*** Listed records ***

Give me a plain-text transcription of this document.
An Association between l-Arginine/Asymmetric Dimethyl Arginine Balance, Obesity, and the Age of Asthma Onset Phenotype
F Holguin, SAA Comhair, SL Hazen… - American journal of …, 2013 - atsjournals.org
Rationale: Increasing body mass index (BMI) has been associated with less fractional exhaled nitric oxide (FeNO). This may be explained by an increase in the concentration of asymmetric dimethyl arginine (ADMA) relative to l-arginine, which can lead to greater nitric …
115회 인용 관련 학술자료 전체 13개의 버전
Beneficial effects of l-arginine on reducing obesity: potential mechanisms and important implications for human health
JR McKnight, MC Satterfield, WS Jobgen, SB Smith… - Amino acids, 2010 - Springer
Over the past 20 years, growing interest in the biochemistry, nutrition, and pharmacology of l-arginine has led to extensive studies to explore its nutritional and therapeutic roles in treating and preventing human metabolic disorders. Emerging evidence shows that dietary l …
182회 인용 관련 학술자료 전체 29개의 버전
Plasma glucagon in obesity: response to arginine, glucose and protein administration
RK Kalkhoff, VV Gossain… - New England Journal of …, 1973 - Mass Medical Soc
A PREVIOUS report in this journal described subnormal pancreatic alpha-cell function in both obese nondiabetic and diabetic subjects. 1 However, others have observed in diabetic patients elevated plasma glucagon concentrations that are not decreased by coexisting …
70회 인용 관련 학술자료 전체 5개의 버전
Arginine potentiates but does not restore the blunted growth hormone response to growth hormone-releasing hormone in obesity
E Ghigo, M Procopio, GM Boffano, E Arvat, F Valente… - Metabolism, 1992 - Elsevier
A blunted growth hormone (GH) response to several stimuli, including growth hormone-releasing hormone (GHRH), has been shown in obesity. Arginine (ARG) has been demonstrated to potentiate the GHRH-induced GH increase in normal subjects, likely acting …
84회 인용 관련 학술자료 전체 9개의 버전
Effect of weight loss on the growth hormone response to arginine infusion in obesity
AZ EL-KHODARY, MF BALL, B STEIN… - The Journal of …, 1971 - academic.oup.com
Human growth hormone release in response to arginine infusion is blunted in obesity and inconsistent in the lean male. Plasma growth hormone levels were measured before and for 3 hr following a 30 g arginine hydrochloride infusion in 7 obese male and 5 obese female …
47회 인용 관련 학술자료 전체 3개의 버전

*** End of Listed records ***

Copy the lines that hold the word "glucagon". Take them from the records above.

*Result*:
Plasma glucagon in obesity: response to arginine, glucose and protein administration
A PREVIOUS report in this journal described subnormal pancreatic alpha-cell function in both obese nondiabetic and diabetic subjects. 1 However, others have observed in diabetic patients elevated plasma glucagon concentrations that are not decreased by coexisting …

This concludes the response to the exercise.